## Written exercise
Go through the listing and copy each line with the string "NIBP".

### Data records ###

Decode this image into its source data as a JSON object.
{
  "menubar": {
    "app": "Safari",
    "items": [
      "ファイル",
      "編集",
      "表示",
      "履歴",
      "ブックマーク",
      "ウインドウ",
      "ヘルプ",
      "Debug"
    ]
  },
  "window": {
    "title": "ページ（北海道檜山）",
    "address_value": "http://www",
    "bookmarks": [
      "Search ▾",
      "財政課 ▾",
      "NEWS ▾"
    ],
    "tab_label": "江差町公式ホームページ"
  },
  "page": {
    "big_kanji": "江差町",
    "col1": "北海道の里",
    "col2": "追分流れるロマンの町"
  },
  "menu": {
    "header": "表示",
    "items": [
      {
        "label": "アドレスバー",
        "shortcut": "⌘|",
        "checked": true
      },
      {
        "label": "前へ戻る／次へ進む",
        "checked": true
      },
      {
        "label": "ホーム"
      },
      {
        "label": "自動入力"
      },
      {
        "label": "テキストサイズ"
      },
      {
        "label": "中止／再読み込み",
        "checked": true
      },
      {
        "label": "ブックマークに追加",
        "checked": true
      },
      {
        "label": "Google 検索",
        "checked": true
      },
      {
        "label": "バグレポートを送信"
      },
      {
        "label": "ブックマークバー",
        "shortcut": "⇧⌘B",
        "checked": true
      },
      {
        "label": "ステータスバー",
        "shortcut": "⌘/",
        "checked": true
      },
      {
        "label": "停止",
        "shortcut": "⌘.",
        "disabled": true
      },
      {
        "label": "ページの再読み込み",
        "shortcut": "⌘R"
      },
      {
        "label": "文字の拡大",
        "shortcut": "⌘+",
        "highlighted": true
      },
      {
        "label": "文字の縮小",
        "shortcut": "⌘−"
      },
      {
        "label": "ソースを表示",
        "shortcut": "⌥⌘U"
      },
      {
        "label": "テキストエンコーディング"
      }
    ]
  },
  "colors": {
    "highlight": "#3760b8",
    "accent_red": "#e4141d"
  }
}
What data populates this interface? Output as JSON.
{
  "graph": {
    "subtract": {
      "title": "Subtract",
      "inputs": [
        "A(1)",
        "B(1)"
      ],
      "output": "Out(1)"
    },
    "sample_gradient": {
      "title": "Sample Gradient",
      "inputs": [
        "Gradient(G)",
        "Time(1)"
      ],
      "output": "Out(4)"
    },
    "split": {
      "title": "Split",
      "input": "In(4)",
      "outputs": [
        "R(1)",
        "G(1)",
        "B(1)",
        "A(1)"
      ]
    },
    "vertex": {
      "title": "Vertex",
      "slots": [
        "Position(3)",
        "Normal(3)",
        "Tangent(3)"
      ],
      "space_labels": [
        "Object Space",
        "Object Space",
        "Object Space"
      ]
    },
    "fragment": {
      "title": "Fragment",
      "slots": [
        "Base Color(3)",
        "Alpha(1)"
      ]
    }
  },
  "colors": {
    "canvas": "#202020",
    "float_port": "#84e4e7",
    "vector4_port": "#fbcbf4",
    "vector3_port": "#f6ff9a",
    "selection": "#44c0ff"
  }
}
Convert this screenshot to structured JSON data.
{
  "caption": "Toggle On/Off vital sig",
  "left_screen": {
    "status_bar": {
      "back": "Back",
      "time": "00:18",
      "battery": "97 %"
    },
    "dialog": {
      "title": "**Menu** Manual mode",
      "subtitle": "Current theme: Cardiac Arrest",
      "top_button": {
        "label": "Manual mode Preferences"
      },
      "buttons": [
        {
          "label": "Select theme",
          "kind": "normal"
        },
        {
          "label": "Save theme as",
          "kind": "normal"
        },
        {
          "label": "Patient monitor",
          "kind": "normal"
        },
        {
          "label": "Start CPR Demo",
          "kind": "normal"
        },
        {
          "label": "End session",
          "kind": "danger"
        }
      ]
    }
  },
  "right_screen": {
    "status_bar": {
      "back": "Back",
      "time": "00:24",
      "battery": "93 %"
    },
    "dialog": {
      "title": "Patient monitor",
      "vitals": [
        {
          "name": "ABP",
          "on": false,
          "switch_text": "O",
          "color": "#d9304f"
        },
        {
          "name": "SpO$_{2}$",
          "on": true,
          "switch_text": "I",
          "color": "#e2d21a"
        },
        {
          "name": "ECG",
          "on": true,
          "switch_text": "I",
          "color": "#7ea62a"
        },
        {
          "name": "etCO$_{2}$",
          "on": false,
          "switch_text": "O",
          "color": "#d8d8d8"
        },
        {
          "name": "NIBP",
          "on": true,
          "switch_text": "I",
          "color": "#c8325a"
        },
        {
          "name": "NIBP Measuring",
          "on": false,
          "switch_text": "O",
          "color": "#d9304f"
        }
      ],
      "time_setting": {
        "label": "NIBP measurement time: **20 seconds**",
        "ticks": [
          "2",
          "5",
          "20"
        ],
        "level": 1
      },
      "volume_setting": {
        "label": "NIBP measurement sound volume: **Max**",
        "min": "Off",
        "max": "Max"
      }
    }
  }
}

###

## Full response
          "name": "NIBP",
          "name": "NIBP Measuring",
        "label": "NIBP measurement time: **20 seconds**",
        "label": "NIBP measurement sound volume: **Max**",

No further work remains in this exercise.